## Problem description
Output only the count of lines that contain "this".

## Stored data
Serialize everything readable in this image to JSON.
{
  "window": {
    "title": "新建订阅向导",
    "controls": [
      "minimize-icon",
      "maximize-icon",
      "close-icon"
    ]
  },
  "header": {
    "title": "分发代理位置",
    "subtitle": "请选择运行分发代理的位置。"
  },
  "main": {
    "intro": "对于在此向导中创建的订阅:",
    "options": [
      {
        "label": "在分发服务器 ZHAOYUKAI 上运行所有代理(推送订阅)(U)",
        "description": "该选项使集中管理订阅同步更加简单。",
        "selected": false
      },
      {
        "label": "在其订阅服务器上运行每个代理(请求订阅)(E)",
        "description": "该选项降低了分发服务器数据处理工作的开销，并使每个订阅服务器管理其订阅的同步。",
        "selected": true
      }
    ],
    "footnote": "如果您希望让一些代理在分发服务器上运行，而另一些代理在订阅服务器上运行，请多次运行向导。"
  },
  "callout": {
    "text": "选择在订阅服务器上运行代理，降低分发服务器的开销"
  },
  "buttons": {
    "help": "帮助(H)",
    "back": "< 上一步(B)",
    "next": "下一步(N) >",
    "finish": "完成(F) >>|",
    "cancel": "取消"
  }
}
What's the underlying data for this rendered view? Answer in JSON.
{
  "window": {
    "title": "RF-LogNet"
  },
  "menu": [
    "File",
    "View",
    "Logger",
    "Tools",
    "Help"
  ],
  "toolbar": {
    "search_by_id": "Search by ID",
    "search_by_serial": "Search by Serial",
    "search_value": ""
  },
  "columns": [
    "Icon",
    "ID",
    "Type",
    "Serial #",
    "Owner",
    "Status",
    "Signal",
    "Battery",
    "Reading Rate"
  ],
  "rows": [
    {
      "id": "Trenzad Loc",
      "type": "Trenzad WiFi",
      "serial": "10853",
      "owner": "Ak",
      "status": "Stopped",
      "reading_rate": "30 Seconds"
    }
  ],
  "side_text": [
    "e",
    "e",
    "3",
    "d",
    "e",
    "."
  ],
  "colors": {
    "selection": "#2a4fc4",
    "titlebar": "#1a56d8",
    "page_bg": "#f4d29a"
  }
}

## Task response
2